Extracted records:
○ ○ ○ ○ ○ ○ ○

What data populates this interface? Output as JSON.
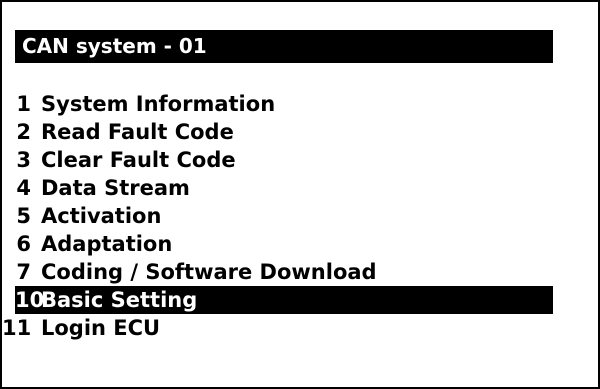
{
  "header": {
    "title": "CAN system - 01"
  },
  "menu": {
    "items": [
      {
        "number": "1",
        "label": "System Information",
        "selected": false
      },
      {
        "number": "2",
        "label": "Read Fault Code",
        "selected": false
      },
      {
        "number": "3",
        "label": "Clear Fault Code",
        "selected": false
      },
      {
        "number": "4",
        "label": "Data Stream",
        "selected": false
      },
      {
        "number": "5",
        "label": "Activation",
        "selected": false
      },
      {
        "number": "6",
        "label": "Adaptation",
        "selected": false
      },
      {
        "number": "7",
        "label": "Coding / Software Download",
        "selected": false
      },
      {
        "number": "10",
        "label": "Basic Setting",
        "selected": true
      },
      {
        "number": "11",
        "label": "Login ECU",
        "selected": false
      }
    ]
  },
  "colors": {
    "background": "#ffffff",
    "foreground": "#000000",
    "highlight_background": "#000000",
    "highlight_foreground": "#ffffff"
  }
}
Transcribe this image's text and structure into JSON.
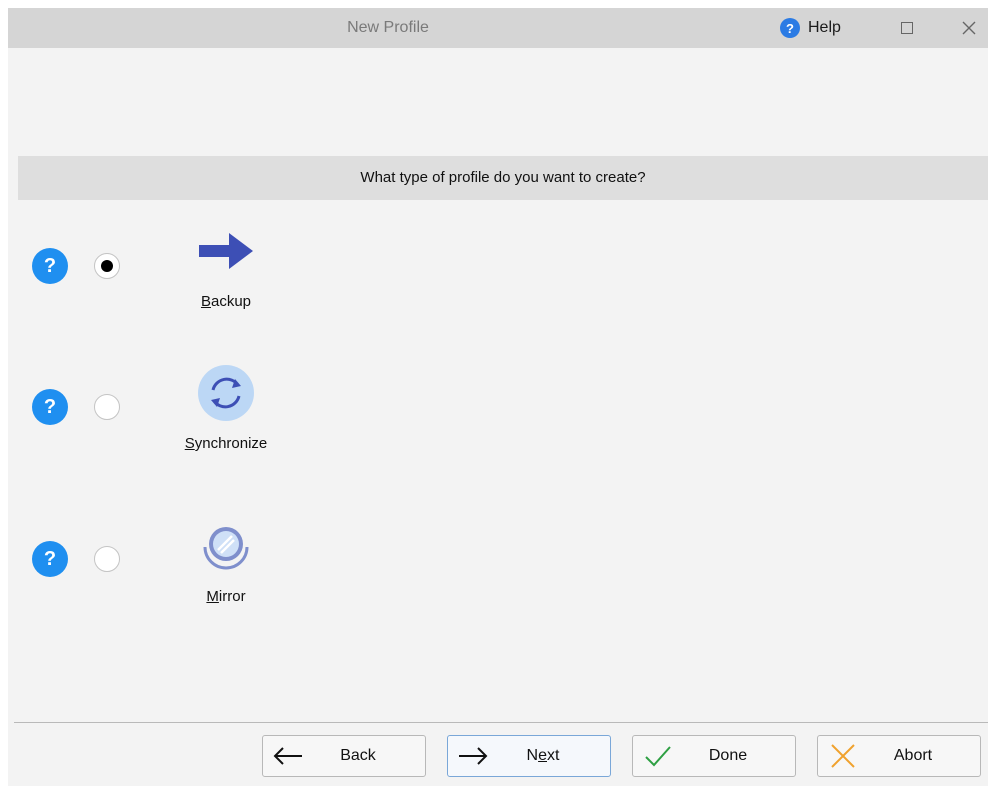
{
  "window": {
    "title": "New Profile",
    "help_label": "Help",
    "help_icon_glyph": "?"
  },
  "question": "What type of profile do you want to create?",
  "options": [
    {
      "label_mnemonic": "B",
      "label_rest": "ackup",
      "selected": true,
      "icon": "right-arrow-icon"
    },
    {
      "label_mnemonic": "S",
      "label_rest": "ynchronize",
      "selected": false,
      "icon": "sync-icon"
    },
    {
      "label_mnemonic": "M",
      "label_rest": "irror",
      "selected": false,
      "icon": "mirror-icon"
    }
  ],
  "option_help_glyph": "?",
  "buttons": {
    "back": "Back",
    "next_pre": "N",
    "next_mnemonic": "e",
    "next_post": "xt",
    "done": "Done",
    "abort": "Abort"
  },
  "colors": {
    "accent_blue": "#1f8ff0",
    "arrow_blue": "#3d4fb5",
    "done_green": "#2ea043",
    "abort_orange": "#f0a22e"
  }
}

○ ○ ○ ○ ○ ○ ○

Task details — Exactly reproduce the entries above, minus the pictures.

Solution —
What data populates this interface? Output as JSON.
{
  "header": {
    "title": "CAN system - 01"
  },
  "menu": {
    "items": [
      {
        "number": "1",
        "label": "System Information",
        "selected": false
      },
      {
        "number": "2",
        "label": "Read Fault Code",
        "selected": false
      },
      {
        "number": "3",
        "label": "Clear Fault Code",
        "selected": false
      },
      {
        "number": "4",
        "label": "Data Stream",
        "selected": false
      },
      {
        "number": "5",
        "label": "Activation",
        "selected": false
      },
      {
        "number": "6",
        "label": "Adaptation",
        "selected": false
      },
      {
        "number": "7",
        "label": "Coding / Software Download",
        "selected": false
      },
      {
        "number": "10",
        "label": "Basic Setting",
        "selected": true
      },
      {
        "number": "11",
        "label": "Login ECU",
        "selected": false
      }
    ]
  },
  "colors": {
    "background": "#ffffff",
    "foreground": "#000000",
    "highlight_background": "#000000",
    "highlight_foreground": "#ffffff"
  }
}
Transcribe this image's text and structure into JSON.
{
  "window": {
    "title": "New Profile",
    "help_label": "Help",
    "help_icon_glyph": "?"
  },
  "question": "What type of profile do you want to create?",
  "options": [
    {
      "label_mnemonic": "B",
      "label_rest": "ackup",
      "selected": true,
      "icon": "right-arrow-icon"
    },
    {
      "label_mnemonic": "S",
      "label_rest": "ynchronize",
      "selected": false,
      "icon": "sync-icon"
    },
    {
      "label_mnemonic": "M",
      "label_rest": "irror",
      "selected": false,
      "icon": "mirror-icon"
    }
  ],
  "option_help_glyph": "?",
  "buttons": {
    "back": "Back",
    "next_pre": "N",
    "next_mnemonic": "e",
    "next_post": "xt",
    "done": "Done",
    "abort": "Abort"
  },
  "colors": {
    "accent_blue": "#1f8ff0",
    "arrow_blue": "#3d4fb5",
    "done_green": "#2ea043",
    "abort_orange": "#f0a22e"
  }
}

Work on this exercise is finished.